DATA FOR THIS EXERCISE

..........

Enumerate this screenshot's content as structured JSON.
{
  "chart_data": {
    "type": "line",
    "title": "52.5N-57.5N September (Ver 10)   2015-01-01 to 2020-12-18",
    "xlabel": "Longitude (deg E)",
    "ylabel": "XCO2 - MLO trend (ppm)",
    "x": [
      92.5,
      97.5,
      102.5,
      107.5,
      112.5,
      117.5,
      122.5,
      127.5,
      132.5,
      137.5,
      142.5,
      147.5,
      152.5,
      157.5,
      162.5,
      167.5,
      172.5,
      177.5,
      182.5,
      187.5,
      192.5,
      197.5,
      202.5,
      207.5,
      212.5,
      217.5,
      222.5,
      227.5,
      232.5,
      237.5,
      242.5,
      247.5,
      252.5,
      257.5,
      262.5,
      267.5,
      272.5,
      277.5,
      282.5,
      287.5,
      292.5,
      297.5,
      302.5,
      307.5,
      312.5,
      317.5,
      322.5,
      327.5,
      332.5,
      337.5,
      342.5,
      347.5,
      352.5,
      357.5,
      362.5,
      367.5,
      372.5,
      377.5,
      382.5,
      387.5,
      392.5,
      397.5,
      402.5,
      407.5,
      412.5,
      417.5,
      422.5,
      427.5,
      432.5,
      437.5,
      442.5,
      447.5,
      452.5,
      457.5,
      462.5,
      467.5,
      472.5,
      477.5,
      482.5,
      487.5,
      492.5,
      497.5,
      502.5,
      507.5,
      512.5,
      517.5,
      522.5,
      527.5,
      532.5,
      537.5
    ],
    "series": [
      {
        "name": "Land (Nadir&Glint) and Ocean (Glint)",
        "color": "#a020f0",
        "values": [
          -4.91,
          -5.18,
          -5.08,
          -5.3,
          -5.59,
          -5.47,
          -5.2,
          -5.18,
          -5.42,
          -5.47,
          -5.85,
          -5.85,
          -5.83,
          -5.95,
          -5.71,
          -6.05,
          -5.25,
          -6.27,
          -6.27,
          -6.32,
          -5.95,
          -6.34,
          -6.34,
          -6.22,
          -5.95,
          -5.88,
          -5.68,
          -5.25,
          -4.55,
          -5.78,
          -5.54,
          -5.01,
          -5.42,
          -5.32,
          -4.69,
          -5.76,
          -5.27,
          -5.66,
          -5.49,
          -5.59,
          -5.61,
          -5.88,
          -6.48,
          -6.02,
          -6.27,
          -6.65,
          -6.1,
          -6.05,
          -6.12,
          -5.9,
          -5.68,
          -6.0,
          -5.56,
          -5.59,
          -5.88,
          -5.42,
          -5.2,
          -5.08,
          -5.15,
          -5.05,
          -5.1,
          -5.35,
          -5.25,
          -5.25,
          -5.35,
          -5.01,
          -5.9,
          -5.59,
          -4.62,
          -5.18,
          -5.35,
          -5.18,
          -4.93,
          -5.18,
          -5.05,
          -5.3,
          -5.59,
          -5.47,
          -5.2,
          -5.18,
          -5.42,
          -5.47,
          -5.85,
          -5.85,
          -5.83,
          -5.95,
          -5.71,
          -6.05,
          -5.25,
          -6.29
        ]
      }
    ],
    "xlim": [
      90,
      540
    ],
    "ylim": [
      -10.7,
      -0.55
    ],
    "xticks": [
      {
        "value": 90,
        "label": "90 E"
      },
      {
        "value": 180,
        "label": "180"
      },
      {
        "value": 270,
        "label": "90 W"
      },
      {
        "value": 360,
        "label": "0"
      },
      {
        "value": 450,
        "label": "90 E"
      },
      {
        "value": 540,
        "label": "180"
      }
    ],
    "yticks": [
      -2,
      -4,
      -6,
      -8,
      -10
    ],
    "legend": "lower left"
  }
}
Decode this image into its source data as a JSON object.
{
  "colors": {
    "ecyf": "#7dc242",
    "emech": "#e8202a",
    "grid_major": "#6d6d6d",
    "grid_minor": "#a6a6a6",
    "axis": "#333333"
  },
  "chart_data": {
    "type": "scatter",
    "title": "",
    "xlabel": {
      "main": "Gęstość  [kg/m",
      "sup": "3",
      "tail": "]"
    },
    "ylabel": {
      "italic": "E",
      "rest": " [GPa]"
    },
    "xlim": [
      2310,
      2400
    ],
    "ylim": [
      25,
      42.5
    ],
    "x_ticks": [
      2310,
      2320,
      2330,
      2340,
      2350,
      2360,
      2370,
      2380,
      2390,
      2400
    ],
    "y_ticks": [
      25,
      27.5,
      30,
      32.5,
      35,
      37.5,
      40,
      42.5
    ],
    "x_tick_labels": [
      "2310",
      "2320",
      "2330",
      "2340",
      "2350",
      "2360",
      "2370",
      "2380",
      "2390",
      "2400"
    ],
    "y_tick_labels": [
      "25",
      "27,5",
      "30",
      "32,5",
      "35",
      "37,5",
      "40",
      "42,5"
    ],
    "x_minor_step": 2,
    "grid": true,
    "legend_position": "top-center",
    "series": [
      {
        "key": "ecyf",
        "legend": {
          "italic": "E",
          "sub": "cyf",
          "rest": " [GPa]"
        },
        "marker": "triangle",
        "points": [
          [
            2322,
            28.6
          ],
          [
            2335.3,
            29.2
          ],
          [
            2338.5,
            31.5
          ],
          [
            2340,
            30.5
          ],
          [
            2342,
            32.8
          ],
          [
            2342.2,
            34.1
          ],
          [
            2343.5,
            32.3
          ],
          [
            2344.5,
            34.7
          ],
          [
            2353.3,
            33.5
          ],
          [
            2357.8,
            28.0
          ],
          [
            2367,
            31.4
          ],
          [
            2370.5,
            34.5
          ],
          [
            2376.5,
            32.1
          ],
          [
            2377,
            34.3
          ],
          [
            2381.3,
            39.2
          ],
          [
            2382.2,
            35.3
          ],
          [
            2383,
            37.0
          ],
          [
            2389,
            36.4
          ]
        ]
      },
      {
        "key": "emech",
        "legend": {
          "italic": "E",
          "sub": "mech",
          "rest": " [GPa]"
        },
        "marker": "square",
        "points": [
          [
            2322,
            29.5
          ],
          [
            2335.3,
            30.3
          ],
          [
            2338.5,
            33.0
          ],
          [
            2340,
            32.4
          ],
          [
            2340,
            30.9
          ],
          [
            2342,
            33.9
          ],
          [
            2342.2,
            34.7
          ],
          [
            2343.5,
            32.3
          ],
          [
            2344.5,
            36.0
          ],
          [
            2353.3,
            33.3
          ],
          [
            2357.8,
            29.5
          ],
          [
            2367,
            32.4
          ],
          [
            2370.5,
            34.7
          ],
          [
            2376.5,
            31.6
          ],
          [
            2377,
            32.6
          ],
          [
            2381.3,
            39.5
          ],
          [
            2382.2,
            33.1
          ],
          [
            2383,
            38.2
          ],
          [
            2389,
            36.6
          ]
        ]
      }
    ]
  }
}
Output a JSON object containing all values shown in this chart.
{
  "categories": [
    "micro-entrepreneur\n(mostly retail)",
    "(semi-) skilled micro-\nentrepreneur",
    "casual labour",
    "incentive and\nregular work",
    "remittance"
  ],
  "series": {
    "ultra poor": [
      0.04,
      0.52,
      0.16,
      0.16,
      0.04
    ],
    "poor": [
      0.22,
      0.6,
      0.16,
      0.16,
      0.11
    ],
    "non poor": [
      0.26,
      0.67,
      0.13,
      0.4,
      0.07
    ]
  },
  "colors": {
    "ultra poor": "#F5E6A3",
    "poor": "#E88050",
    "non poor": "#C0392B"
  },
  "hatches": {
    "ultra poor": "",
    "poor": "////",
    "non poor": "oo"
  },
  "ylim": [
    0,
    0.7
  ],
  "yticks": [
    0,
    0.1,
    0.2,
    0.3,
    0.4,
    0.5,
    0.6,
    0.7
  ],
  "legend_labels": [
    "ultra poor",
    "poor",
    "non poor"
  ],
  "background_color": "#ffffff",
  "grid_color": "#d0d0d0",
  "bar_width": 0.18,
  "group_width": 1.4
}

..........

WHAT YOU ARE ASKED TO DO
State the number of lines that contain the string "poor", with no other words.

TASK RESULT
12